Recorded data
## Start

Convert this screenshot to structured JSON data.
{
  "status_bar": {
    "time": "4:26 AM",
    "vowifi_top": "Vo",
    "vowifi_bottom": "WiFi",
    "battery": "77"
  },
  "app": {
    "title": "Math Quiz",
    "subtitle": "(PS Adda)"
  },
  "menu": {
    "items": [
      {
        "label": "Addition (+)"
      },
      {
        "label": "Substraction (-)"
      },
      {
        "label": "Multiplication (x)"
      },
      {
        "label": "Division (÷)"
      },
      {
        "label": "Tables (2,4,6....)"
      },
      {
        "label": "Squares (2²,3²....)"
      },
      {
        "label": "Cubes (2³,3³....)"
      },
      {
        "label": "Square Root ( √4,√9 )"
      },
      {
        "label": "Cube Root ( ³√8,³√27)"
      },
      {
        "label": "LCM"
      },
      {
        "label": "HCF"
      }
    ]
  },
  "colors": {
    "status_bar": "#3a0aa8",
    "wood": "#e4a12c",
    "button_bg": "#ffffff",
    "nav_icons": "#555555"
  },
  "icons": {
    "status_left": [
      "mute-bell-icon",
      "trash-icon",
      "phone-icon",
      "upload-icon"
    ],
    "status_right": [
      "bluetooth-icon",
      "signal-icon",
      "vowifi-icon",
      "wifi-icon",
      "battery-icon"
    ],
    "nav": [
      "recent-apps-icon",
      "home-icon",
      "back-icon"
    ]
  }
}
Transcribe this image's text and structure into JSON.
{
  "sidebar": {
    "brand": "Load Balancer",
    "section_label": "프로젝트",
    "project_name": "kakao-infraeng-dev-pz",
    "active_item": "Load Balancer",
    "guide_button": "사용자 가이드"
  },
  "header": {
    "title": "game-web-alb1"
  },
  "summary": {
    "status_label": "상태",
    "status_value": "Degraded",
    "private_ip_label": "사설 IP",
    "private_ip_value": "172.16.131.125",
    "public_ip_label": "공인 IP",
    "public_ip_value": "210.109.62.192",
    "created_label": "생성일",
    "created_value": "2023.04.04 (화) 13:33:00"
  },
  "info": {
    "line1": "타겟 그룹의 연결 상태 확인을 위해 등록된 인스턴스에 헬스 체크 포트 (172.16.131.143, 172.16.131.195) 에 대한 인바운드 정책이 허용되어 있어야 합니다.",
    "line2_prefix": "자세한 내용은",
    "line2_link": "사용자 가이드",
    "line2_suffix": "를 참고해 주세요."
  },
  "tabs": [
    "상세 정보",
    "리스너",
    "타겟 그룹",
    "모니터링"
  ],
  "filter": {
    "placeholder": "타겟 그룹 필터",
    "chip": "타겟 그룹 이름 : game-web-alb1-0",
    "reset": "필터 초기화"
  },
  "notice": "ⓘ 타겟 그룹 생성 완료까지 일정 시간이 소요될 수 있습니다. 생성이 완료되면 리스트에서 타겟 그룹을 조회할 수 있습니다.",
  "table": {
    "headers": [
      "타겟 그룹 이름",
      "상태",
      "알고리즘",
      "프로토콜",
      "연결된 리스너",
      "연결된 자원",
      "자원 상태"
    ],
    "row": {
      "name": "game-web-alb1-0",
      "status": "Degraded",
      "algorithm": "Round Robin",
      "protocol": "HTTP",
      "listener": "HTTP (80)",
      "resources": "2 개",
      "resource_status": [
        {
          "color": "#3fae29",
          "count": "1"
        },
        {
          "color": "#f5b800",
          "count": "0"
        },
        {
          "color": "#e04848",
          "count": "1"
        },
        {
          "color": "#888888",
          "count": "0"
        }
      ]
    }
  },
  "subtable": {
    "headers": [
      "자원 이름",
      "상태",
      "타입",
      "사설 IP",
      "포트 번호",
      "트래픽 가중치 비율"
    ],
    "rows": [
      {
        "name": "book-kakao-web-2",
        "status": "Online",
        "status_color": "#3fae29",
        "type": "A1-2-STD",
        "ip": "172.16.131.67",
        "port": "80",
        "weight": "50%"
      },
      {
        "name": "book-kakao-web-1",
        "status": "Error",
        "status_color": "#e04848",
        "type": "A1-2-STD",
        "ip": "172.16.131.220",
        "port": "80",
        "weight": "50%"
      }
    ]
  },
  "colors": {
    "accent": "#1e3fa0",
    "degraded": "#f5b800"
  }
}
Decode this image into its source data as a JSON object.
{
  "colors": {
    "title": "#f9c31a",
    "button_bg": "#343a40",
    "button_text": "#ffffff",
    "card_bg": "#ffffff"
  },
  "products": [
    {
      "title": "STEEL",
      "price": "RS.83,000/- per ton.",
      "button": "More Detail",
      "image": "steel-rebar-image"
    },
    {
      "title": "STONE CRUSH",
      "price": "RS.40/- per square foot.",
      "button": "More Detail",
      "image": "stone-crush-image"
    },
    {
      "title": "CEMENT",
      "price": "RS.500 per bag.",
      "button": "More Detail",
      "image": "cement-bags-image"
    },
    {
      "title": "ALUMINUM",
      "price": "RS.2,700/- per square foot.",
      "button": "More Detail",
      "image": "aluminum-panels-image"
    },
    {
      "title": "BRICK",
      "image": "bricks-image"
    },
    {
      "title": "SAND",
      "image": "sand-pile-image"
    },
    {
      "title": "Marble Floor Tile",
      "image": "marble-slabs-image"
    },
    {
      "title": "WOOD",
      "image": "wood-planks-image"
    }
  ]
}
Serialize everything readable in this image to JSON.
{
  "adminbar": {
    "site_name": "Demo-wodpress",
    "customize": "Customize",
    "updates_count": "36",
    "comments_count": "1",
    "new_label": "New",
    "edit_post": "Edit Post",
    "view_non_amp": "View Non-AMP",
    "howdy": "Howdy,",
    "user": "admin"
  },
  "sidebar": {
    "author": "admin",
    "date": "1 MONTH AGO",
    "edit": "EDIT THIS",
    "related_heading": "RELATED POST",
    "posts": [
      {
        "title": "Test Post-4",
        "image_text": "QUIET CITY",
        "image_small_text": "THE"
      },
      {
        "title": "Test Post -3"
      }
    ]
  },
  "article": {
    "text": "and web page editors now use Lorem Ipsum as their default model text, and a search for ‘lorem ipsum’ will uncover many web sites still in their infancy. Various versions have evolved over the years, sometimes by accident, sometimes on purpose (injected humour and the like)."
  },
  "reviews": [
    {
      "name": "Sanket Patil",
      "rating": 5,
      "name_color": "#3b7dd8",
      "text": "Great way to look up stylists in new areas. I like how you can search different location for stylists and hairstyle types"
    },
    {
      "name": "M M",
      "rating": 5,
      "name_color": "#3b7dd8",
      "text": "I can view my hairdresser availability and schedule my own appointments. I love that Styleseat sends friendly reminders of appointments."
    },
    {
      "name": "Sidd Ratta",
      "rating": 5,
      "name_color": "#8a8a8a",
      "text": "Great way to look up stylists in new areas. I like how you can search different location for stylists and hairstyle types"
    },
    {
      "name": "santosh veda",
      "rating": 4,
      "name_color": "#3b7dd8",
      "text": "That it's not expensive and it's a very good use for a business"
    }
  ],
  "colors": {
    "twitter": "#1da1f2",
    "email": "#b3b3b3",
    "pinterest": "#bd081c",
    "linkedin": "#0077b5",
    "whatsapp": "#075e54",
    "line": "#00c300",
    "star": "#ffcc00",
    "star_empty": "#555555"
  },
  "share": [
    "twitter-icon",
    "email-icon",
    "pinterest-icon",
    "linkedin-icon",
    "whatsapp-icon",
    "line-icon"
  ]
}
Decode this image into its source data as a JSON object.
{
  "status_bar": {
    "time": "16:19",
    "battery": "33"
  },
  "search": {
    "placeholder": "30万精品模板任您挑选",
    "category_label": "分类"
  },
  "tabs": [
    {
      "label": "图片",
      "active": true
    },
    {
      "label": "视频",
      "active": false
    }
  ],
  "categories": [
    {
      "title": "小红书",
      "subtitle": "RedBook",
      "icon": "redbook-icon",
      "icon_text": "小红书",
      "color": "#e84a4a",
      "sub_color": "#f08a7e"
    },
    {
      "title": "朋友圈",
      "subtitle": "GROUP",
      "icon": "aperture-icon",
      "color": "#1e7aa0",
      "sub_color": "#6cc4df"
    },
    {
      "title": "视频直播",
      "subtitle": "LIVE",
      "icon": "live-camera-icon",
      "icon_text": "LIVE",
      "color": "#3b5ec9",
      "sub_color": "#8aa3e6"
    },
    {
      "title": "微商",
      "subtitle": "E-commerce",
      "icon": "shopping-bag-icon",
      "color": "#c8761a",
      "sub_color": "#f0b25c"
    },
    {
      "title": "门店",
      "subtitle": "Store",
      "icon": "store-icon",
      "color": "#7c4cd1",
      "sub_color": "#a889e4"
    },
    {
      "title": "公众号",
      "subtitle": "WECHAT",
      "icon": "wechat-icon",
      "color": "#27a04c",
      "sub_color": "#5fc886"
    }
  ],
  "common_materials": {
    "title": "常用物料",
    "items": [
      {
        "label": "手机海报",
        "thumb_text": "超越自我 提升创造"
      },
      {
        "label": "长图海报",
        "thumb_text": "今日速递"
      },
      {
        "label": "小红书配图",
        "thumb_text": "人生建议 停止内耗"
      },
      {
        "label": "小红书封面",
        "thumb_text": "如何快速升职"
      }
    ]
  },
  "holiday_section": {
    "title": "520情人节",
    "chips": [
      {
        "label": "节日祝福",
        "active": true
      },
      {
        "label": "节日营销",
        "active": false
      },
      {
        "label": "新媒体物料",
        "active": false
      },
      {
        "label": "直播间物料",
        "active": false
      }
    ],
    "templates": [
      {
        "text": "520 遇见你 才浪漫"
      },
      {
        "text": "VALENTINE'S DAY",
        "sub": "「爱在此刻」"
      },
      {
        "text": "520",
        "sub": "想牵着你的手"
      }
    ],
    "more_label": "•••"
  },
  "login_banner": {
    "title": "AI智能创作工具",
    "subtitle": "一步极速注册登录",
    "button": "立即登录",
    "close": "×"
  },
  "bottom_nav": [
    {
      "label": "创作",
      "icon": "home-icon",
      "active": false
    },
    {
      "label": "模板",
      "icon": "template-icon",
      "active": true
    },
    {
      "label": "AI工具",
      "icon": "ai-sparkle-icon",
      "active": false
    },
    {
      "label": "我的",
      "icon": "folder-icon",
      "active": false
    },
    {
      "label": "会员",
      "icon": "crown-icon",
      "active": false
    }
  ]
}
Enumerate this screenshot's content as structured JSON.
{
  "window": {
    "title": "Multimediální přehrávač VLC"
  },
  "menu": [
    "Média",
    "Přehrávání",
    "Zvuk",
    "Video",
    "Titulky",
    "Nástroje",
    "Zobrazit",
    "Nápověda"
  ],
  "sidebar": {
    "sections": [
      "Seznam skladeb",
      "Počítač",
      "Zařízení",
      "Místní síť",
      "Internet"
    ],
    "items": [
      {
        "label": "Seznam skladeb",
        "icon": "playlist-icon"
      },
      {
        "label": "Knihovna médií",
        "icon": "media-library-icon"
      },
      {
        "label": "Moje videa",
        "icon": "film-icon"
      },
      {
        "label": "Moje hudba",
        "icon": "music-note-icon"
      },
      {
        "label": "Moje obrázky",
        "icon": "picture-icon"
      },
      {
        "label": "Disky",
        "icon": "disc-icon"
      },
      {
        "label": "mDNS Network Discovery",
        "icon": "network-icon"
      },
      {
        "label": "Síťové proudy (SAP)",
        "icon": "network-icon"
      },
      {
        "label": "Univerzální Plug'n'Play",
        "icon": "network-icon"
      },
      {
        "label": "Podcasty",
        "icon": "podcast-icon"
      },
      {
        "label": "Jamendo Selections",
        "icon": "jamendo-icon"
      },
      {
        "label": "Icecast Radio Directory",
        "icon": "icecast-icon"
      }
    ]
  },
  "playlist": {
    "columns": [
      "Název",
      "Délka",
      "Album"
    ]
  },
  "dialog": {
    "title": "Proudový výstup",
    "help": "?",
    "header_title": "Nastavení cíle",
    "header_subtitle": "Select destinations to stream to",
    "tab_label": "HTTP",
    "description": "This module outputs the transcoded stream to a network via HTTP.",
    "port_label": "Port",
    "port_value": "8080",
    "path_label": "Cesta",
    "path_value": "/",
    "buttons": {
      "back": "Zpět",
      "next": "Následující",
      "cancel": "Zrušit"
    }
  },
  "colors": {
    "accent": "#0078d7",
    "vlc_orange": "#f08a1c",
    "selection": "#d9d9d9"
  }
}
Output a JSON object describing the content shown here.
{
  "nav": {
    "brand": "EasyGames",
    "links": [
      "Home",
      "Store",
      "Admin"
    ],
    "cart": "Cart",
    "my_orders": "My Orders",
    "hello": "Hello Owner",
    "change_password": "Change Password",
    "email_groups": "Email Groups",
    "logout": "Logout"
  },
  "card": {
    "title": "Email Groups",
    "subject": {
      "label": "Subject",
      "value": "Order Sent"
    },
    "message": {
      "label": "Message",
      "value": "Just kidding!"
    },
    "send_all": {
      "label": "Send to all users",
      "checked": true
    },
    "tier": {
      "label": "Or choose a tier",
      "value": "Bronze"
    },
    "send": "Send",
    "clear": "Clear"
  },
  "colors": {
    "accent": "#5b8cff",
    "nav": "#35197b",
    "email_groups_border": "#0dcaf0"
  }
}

## End

All lines that include "screenshot" are to be gathered and copied.

Convert this screenshot to structured JSON data.
Enumerate this screenshot's content as structured JSON.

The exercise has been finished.